### TASK:
Quote each line exactly, from the line that contains "What's the underlying" down to the last line of the listing, and no other lines.

### INFORMATION SHOWN:
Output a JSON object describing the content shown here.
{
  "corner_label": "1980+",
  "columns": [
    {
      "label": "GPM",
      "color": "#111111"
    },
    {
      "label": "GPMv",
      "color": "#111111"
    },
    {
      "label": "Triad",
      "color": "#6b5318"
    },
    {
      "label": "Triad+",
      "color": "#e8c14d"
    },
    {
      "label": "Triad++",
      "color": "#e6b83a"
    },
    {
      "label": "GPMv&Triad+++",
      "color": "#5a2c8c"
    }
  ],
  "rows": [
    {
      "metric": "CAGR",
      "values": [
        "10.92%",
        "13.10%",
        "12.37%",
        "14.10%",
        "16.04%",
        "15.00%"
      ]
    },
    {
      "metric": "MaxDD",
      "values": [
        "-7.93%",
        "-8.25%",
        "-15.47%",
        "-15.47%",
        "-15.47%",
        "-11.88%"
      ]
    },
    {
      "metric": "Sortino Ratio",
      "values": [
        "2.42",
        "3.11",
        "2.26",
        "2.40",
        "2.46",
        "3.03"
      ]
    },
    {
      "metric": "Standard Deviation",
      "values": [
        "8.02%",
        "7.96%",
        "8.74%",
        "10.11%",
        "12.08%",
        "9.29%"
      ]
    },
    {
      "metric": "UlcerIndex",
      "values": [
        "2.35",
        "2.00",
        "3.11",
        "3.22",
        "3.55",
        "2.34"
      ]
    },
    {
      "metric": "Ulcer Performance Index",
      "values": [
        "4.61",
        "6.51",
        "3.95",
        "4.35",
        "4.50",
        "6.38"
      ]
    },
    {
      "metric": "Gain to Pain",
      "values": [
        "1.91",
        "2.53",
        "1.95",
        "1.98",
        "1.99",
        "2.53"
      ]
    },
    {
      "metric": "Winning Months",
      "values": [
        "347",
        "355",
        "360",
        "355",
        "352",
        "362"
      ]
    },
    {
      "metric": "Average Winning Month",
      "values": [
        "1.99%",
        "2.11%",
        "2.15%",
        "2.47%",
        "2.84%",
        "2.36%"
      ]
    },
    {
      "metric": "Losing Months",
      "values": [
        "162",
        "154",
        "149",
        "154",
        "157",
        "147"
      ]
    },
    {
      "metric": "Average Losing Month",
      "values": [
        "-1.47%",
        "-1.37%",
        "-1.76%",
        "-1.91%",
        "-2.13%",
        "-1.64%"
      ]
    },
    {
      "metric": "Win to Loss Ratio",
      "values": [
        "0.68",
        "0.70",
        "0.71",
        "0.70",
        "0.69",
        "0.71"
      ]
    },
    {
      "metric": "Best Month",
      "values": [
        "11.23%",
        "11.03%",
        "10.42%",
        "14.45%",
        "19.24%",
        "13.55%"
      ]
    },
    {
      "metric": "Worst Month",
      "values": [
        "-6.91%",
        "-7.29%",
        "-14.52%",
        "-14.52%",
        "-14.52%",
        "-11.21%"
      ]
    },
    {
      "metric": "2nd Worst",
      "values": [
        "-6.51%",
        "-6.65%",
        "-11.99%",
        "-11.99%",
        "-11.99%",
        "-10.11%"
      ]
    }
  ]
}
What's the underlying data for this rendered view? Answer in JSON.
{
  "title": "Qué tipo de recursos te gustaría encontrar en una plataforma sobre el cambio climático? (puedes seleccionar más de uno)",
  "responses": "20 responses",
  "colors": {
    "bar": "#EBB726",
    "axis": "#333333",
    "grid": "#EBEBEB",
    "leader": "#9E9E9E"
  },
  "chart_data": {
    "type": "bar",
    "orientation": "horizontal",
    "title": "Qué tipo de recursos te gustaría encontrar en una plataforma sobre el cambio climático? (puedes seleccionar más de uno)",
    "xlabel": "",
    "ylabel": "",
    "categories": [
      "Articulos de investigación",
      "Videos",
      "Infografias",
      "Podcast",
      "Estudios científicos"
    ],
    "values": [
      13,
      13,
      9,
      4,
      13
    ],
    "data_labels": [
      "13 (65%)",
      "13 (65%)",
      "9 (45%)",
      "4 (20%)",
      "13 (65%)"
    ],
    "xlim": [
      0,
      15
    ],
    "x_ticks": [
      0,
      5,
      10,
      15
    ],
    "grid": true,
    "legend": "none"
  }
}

### THE ANSWER:
What's the underlying data for this rendered view? Answer in JSON.
{
  "title": "Qué tipo de recursos te gustaría encontrar en una plataforma sobre el cambio climático? (puedes seleccionar más de uno)",
  "responses": "20 responses",
  "colors": {
    "bar": "#EBB726",
    "axis": "#333333",
    "grid": "#EBEBEB",
    "leader": "#9E9E9E"
  },
  "chart_data": {
    "type": "bar",
    "orientation": "horizontal",
    "title": "Qué tipo de recursos te gustaría encontrar en una plataforma sobre el cambio climático? (puedes seleccionar más de uno)",
    "xlabel": "",
    "ylabel": "",
    "categories": [
      "Articulos de investigación",
      "Videos",
      "Infografias",
      "Podcast",
      "Estudios científicos"
    ],
    "values": [
      13,
      13,
      9,
      4,
      13
    ],
    "data_labels": [
      "13 (65%)",
      "13 (65%)",
      "9 (45%)",
      "4 (20%)",
      "13 (65%)"
    ],
    "xlim": [
      0,
      15
    ],
    "x_ticks": [
      0,
      5,
      10,
      15
    ],
    "grid": true,
    "legend": "none"
  }
}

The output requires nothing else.